PROBLEM REQUIREMENTS
Go through the entries below and retype them exactly, omitting each picture.

>> begin INFORMATION GIVEN

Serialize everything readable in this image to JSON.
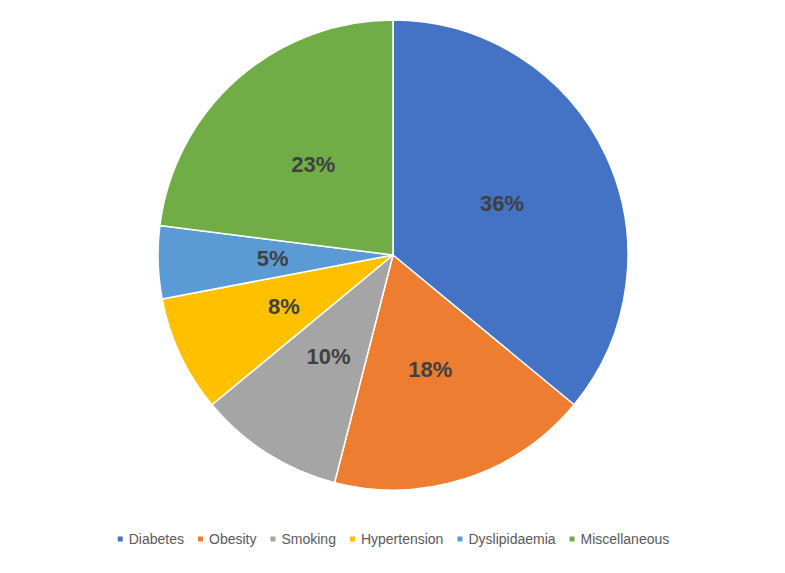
{
  "chart_data": {
    "type": "pie",
    "categories": [
      "Diabetes",
      "Obesity",
      "Smoking",
      "Hypertension",
      "Dyslipidaemia",
      "Miscellaneous"
    ],
    "values": [
      36,
      18,
      10,
      8,
      5,
      23
    ],
    "value_labels": [
      "36%",
      "18%",
      "10%",
      "8%",
      "5%",
      "23%"
    ],
    "colors": [
      "#4472c4",
      "#ed7d31",
      "#a5a5a5",
      "#ffc000",
      "#5b9bd5",
      "#70ad47"
    ],
    "data_labels": true,
    "legend": "bottom"
  }
}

>> end INFORMATION GIVEN

FINAL RESULT
Serialize everything readable in this image to JSON.
{
  "chart_data": {
    "type": "pie",
    "categories": [
      "Diabetes",
      "Obesity",
      "Smoking",
      "Hypertension",
      "Dyslipidaemia",
      "Miscellaneous"
    ],
    "values": [
      36,
      18,
      10,
      8,
      5,
      23
    ],
    "value_labels": [
      "36%",
      "18%",
      "10%",
      "8%",
      "5%",
      "23%"
    ],
    "colors": [
      "#4472c4",
      "#ed7d31",
      "#a5a5a5",
      "#ffc000",
      "#5b9bd5",
      "#70ad47"
    ],
    "data_labels": true,
    "legend": "bottom"
  }
}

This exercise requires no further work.